▶ [TEXT EXCERPT]
★ ★ ★ ★ ★ ★ ★
Intel had a big day on April 15, 1998. The release of a new chipset, a new technology and 3 new CPUs to go with it are more than any computer company ever announced in one day. The news are supposed to benefit pretty much any of us, the performance freak as well as the budget plagued PC user.
The new chipset by the name 440BX is the first official product in the PC business that offers a system bus of 100 MHz. Intel calls it 'front side bus' to make a point in distinguishing to their beloved 'back side bus', which is supposed to be the bus their 6th generation CPUs are using for accessing the L2 cache. The baby is call 'DIB' or 'dual independend bus' and is no news. It's nothing particular special either, but using this term makes some uninformed people believe that the overall transfer rate of Intel's 6th generation CPUs is double what it's in reality. Well, the old hype story again, could the PC business ever do without it? Anyway, for simplicity reasons I'll act well-behaved as Intel expects me to and use from now on 'front side bus' when addressing the bus that connects the CPU with other motherboard devices as chipset and memory for all CPUs, although none of the Socket 7 CPUs has got the miraclous 'DIB'.
My article 'The Bus Speed Guide , dated back from November '96, already showed that the 'front side bus' can have a very important impact on overall system performance, so now that we've eventually reached 100 MHz we wonder how much it's going to improve our life with the PC. I already mentioned it almost 12 months ago, 100 MHz 'front side bus' won't give Pentium II systems much of a performance improve, but the story looks a lot different in the Socket 7 field as well as for Intel's new Celeron CPU. CPUs that either havn't got a L2 cache at all or CPUs that have a L2 cache running at the same speed as the 'front side bus' can benefit quite considerably from the faster 'front side bus'. Socket 7 will have its first official '100 MHz' CPU pretty soon, brought to Earth by AMD and listening to the name 'AMD K6 3D'. The so called 'Super7' motherboards that are supposed to run at 100 MHz front side bus are still a wonderful tool for giving you gastritis or severe headaches up to violent thoughts against the manufacturers or even yourself, but after wasting some serious time with several great products I finally succeeded in running my K6 3D (which I've now already got for about 8 weeks, ain't it sad?) in a motherboard at this wonderful 100 MHz front side bus without permanent crashing. To make the story more interesting I ran the Pentium MMX as well as the 6x86MX in this motherboard as well.
You can read all the details in my article '100 MHz Front Side Bus - What's the Beef ?
★ ★ ★ ★ ★ ★ ★
▶ [DATA PROVIDED]
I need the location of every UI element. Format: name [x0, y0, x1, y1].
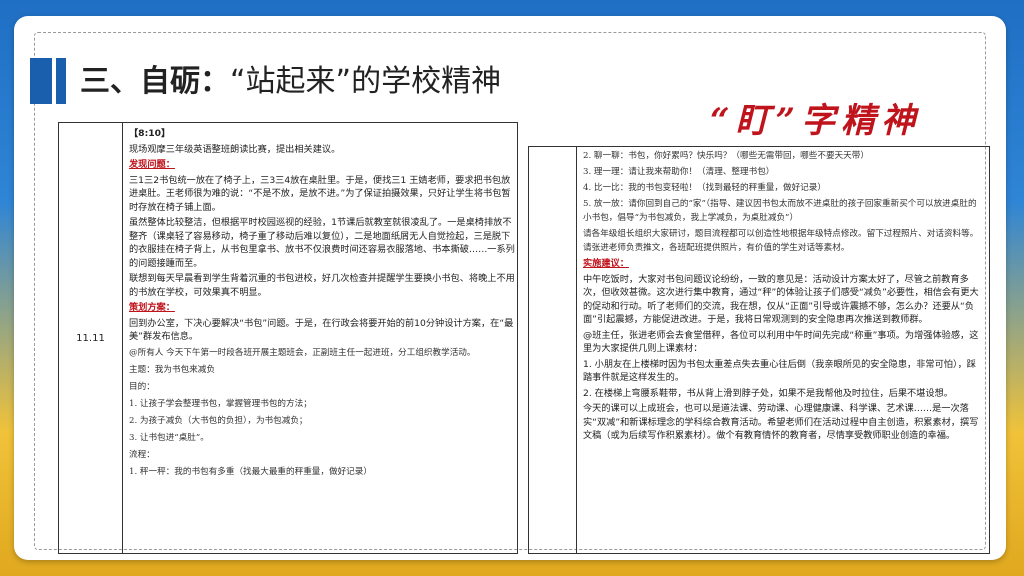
★ ★ ★ ★ ★ ★ ★
▶ [ACTIONS TO TAKE]
1: Set down the passage of the 440BX article from "Intel had a" to "plagued PC user.", word for word.
2: Answer these questions from the 440BX article:
(a) On what date did Intel make the announcements?
(b) What is the name of the new chipset?
(c) Which CPU is named as the first official '100 MHz' CPU for Socket 7?

▶ [RESPONSES PER TASK]
1:
Intel had a big day on April 15, 1998. The release of a new chipset, a new technology and 3 new CPUs to go with it are more than any computer company ever announced in one day. The news are supposed to benefit pretty much any of us, the performance freak as well as the budget plagued PC user.

2:
(a) April 15, 1998
(b) 440BX
(c) The AMD K6 3D